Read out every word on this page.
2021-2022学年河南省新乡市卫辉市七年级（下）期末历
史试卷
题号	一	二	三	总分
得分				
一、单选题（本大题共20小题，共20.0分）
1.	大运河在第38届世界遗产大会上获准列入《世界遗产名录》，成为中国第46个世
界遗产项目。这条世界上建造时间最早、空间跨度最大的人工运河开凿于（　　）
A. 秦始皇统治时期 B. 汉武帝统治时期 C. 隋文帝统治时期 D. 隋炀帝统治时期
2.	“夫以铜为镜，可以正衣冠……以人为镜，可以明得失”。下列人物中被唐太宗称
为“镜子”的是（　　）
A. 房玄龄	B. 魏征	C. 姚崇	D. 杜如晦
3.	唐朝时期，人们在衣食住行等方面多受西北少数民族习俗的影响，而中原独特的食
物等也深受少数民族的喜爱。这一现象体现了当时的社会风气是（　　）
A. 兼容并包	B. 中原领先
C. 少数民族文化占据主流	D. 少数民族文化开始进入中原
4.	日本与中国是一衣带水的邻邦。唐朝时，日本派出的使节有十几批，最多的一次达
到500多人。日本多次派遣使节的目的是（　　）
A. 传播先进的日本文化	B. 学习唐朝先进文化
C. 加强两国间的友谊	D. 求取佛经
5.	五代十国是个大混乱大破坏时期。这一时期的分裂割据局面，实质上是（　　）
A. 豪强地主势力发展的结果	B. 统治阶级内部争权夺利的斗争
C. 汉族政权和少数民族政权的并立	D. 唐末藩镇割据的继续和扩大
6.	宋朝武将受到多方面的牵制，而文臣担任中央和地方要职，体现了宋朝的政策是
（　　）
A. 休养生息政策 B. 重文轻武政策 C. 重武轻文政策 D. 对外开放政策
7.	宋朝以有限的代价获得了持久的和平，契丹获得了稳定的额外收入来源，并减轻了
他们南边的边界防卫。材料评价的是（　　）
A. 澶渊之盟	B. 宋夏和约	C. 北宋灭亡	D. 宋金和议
————————
- **Task to carry out**
Output all records verbatim.

- **The response**
Read out every word on this page.
2021-2022学年河南省新乡市卫辉市七年级（下）期末历
史试卷
题号	一	二	三	总分
得分				
一、单选题（本大题共20小题，共20.0分）
1.	大运河在第38届世界遗产大会上获准列入《世界遗产名录》，成为中国第46个世
界遗产项目。这条世界上建造时间最早、空间跨度最大的人工运河开凿于（　　）
A. 秦始皇统治时期 B. 汉武帝统治时期 C. 隋文帝统治时期 D. 隋炀帝统治时期
2.	“夫以铜为镜，可以正衣冠……以人为镜，可以明得失”。下列人物中被唐太宗称
为“镜子”的是（　　）
A. 房玄龄	B. 魏征	C. 姚崇	D. 杜如晦
3.	唐朝时期，人们在衣食住行等方面多受西北少数民族习俗的影响，而中原独特的食
物等也深受少数民族的喜爱。这一现象体现了当时的社会风气是（　　）
A. 兼容并包	B. 中原领先
C. 少数民族文化占据主流	D. 少数民族文化开始进入中原
4.	日本与中国是一衣带水的邻邦。唐朝时，日本派出的使节有十几批，最多的一次达
到500多人。日本多次派遣使节的目的是（　　）
A. 传播先进的日本文化	B. 学习唐朝先进文化
C. 加强两国间的友谊	D. 求取佛经
5.	五代十国是个大混乱大破坏时期。这一时期的分裂割据局面，实质上是（　　）
A. 豪强地主势力发展的结果	B. 统治阶级内部争权夺利的斗争
C. 汉族政权和少数民族政权的并立	D. 唐末藩镇割据的继续和扩大
6.	宋朝武将受到多方面的牵制，而文臣担任中央和地方要职，体现了宋朝的政策是
（　　）
A. 休养生息政策 B. 重文轻武政策 C. 重武轻文政策 D. 对外开放政策
7.	宋朝以有限的代价获得了持久的和平，契丹获得了稳定的额外收入来源，并减轻了
他们南边的边界防卫。材料评价的是（　　）
A. 澶渊之盟	B. 宋夏和约	C. 北宋灭亡	D. 宋金和议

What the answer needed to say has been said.